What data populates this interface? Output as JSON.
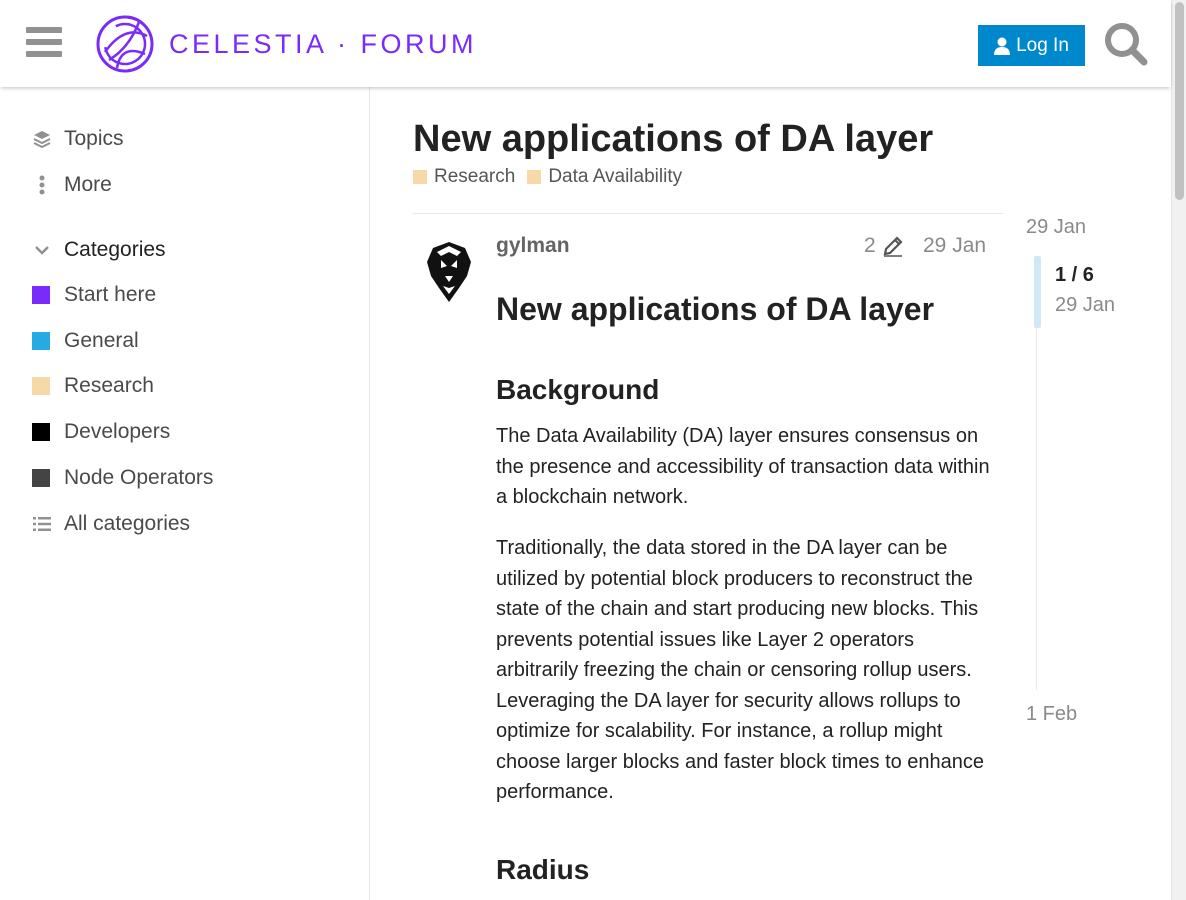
{
  "header": {
    "logo_text": "CELESTIA · FORUM",
    "login_label": "Log In",
    "colors": {
      "brand": "#7b2bf9",
      "login_bg": "#0088cc"
    }
  },
  "sidebar": {
    "topics_label": "Topics",
    "more_label": "More",
    "categories_heading": "Categories",
    "categories": [
      {
        "label": "Start here",
        "color": "#7b2bf9"
      },
      {
        "label": "General",
        "color": "#25aae1"
      },
      {
        "label": "Research",
        "color": "#f7d9a8"
      },
      {
        "label": "Developers",
        "color": "#000000"
      },
      {
        "label": "Node Operators",
        "color": "#444444"
      }
    ],
    "all_categories_label": "All categories"
  },
  "topic": {
    "title": "New applications of DA layer",
    "tags": [
      {
        "label": "Research",
        "color": "#f7d9a8"
      },
      {
        "label": "Data Availability",
        "color": "#f7d9a8"
      }
    ]
  },
  "post": {
    "author": "gylman",
    "edit_count": "2",
    "date": "29 Jan",
    "heading": "New applications of DA layer",
    "section_1_title": "Background",
    "paragraph_1": "The Data Availability (DA) layer ensures consensus on the presence and accessibility of transaction data within a blockchain network.",
    "paragraph_2": "Traditionally, the data stored in the DA layer can be utilized by potential block producers to reconstruct the state of the chain and start producing new blocks. This prevents potential issues like Layer 2 operators arbitrarily freezing the chain or censoring rollup users. Leveraging the DA layer for security allows rollups to optimize for scalability. For instance, a rollup might choose larger blocks and faster block times to enhance performance.",
    "section_2_title": "Radius"
  },
  "timeline": {
    "start_date": "29 Jan",
    "position": "1 / 6",
    "position_date": "29 Jan",
    "end_date": "1 Feb"
  }
}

┄┄┄┄┄┄┄┄┄┄┄┄┄┄┄┄┄┄┄┄

Your task: In the copy, include no pictures; restate the listing above exactly.

Exercise response:
What data populates this interface? Output as JSON.
{
  "header": {
    "logo_text": "CELESTIA · FORUM",
    "login_label": "Log In",
    "colors": {
      "brand": "#7b2bf9",
      "login_bg": "#0088cc"
    }
  },
  "sidebar": {
    "topics_label": "Topics",
    "more_label": "More",
    "categories_heading": "Categories",
    "categories": [
      {
        "label": "Start here",
        "color": "#7b2bf9"
      },
      {
        "label": "General",
        "color": "#25aae1"
      },
      {
        "label": "Research",
        "color": "#f7d9a8"
      },
      {
        "label": "Developers",
        "color": "#000000"
      },
      {
        "label": "Node Operators",
        "color": "#444444"
      }
    ],
    "all_categories_label": "All categories"
  },
  "topic": {
    "title": "New applications of DA layer",
    "tags": [
      {
        "label": "Research",
        "color": "#f7d9a8"
      },
      {
        "label": "Data Availability",
        "color": "#f7d9a8"
      }
    ]
  },
  "post": {
    "author": "gylman",
    "edit_count": "2",
    "date": "29 Jan",
    "heading": "New applications of DA layer",
    "section_1_title": "Background",
    "paragraph_1": "The Data Availability (DA) layer ensures consensus on the presence and accessibility of transaction data within a blockchain network.",
    "paragraph_2": "Traditionally, the data stored in the DA layer can be utilized by potential block producers to reconstruct the state of the chain and start producing new blocks. This prevents potential issues like Layer 2 operators arbitrarily freezing the chain or censoring rollup users. Leveraging the DA layer for security allows rollups to optimize for scalability. For instance, a rollup might choose larger blocks and faster block times to enhance performance.",
    "section_2_title": "Radius"
  },
  "timeline": {
    "start_date": "29 Jan",
    "position": "1 / 6",
    "position_date": "29 Jan",
    "end_date": "1 Feb"
  }
}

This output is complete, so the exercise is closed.